### TASK STATEMENT
Return each line containing the string "silence".
━━━━━━━━━━━━━━━━━━━━━━━━━━━━━━
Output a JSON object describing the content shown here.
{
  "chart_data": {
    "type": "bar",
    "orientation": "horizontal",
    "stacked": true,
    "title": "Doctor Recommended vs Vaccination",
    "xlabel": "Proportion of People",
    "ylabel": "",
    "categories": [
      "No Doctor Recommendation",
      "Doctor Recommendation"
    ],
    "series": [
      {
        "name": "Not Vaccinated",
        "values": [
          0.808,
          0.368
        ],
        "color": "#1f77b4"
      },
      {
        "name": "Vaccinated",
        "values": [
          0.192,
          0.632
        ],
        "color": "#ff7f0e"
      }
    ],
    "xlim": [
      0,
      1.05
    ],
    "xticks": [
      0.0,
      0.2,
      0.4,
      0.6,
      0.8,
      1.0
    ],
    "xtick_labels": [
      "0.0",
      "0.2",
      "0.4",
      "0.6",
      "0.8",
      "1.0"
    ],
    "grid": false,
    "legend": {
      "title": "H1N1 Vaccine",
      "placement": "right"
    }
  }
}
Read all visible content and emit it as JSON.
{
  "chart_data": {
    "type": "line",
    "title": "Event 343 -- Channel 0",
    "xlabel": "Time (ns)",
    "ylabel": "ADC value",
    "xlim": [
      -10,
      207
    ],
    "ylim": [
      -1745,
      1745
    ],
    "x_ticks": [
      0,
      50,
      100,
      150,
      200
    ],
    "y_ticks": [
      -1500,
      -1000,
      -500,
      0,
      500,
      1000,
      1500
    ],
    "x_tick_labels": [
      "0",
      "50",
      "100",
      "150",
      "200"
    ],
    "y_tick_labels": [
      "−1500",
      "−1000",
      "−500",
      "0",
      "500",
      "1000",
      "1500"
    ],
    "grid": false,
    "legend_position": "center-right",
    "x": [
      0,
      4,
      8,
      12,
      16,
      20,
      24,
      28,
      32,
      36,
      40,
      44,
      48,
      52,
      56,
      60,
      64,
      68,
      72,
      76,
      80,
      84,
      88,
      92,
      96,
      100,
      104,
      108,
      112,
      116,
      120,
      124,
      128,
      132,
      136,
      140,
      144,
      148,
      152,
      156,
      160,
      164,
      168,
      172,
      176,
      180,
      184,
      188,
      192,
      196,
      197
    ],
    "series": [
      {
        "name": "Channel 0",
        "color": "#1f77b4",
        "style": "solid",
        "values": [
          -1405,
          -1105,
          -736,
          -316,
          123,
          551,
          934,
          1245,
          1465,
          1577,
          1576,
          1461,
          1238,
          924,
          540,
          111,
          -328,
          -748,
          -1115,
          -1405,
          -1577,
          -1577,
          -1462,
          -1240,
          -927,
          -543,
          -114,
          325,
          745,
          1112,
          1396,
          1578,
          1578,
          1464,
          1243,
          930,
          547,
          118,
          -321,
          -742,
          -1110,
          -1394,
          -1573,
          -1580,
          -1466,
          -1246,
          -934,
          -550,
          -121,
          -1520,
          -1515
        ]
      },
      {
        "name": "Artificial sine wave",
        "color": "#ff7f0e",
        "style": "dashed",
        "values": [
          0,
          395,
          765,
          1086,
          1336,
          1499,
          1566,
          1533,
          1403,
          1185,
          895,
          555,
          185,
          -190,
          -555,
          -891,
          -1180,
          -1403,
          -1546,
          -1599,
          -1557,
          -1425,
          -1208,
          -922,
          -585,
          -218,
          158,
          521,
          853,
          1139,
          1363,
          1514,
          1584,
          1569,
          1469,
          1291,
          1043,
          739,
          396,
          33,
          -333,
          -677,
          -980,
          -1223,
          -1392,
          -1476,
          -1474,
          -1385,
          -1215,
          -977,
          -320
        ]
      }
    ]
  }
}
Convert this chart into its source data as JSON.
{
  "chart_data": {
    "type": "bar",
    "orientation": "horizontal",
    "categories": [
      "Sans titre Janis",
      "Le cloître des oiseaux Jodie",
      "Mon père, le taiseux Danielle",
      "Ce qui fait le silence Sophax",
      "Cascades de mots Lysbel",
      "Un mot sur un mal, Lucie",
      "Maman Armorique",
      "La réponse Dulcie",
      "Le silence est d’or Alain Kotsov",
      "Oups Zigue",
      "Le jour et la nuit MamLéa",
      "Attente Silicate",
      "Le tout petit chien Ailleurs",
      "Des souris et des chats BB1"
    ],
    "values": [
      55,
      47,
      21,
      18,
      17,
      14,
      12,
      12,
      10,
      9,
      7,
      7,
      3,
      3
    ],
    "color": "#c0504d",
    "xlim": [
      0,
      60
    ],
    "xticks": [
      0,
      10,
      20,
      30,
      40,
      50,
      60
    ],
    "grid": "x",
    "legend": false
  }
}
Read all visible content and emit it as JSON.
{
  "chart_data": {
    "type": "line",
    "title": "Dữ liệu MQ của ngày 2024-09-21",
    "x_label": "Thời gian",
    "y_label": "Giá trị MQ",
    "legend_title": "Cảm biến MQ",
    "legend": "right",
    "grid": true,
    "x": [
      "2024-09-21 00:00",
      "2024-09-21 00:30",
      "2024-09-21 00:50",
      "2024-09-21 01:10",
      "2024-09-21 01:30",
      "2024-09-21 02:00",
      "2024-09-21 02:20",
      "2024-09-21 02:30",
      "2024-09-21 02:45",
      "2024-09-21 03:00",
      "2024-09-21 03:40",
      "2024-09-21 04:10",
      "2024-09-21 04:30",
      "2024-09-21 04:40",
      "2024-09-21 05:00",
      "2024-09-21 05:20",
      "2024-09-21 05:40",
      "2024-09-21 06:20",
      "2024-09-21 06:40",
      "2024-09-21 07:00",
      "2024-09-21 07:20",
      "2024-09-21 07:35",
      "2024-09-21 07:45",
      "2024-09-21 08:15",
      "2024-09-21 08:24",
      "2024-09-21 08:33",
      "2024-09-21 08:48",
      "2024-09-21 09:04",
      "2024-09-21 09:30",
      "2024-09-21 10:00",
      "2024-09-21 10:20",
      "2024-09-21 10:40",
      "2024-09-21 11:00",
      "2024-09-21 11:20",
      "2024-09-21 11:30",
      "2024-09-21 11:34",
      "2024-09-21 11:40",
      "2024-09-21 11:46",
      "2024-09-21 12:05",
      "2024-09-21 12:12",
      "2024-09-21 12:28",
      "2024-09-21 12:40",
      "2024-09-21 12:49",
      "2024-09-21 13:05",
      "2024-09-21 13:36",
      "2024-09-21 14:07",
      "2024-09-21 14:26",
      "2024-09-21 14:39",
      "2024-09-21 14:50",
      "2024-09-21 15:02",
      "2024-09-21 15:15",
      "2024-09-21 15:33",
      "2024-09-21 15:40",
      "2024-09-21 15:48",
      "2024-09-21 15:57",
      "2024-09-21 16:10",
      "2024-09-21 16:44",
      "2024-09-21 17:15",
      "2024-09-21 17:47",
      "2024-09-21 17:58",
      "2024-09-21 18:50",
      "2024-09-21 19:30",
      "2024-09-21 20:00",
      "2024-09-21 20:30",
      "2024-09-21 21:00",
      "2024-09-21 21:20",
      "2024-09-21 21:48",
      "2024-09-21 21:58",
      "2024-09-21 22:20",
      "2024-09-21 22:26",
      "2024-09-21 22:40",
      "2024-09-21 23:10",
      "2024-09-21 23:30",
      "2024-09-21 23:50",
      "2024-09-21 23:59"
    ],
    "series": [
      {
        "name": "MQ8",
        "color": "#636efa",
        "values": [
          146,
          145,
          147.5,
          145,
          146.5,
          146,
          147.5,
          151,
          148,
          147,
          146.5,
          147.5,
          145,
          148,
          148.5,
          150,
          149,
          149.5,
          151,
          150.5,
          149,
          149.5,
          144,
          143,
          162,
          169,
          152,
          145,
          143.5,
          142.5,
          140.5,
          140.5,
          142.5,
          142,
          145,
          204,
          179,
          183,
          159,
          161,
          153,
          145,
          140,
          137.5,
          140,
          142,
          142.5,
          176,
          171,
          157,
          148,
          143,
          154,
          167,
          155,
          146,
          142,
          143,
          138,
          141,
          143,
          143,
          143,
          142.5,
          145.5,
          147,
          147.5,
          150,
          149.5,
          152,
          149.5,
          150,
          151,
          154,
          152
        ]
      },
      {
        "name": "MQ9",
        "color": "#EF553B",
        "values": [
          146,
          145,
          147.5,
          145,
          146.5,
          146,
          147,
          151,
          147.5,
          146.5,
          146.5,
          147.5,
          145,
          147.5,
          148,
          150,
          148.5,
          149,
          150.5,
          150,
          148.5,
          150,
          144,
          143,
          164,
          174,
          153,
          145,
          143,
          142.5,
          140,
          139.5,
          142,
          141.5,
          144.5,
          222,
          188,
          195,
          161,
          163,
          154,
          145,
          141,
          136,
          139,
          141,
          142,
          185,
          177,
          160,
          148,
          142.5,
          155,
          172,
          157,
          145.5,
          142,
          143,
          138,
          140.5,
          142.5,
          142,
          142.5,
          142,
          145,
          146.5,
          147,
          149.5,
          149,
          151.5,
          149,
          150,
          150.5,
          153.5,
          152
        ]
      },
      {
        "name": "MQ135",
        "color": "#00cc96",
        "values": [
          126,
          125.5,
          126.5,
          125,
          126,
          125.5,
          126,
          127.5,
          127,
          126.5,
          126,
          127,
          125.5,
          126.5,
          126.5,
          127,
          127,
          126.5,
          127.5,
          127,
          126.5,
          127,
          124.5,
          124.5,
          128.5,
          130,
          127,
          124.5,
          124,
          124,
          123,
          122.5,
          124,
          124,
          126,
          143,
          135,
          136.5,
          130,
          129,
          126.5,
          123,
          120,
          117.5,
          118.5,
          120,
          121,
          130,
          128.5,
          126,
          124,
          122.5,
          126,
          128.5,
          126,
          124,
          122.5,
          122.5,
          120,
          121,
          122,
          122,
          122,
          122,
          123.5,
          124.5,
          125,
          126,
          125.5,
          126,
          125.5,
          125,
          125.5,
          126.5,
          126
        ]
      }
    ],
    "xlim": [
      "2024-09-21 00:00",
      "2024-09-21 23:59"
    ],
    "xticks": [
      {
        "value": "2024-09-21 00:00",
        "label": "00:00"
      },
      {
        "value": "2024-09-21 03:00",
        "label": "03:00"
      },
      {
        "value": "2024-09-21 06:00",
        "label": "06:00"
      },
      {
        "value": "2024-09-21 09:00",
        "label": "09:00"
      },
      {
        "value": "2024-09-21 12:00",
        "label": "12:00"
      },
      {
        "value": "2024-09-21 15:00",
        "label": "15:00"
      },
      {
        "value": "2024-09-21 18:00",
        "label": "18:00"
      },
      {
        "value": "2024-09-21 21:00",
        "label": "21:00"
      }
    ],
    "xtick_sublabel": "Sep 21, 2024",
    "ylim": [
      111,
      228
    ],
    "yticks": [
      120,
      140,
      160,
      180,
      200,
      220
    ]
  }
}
━━━━━━━━━━━━━━━━━━━━━━━━━━━━━━
### COMPLETE RESPONSE
      "Ce qui fait le silence Sophax",
      "Le silence est d’or Alain Kotsov",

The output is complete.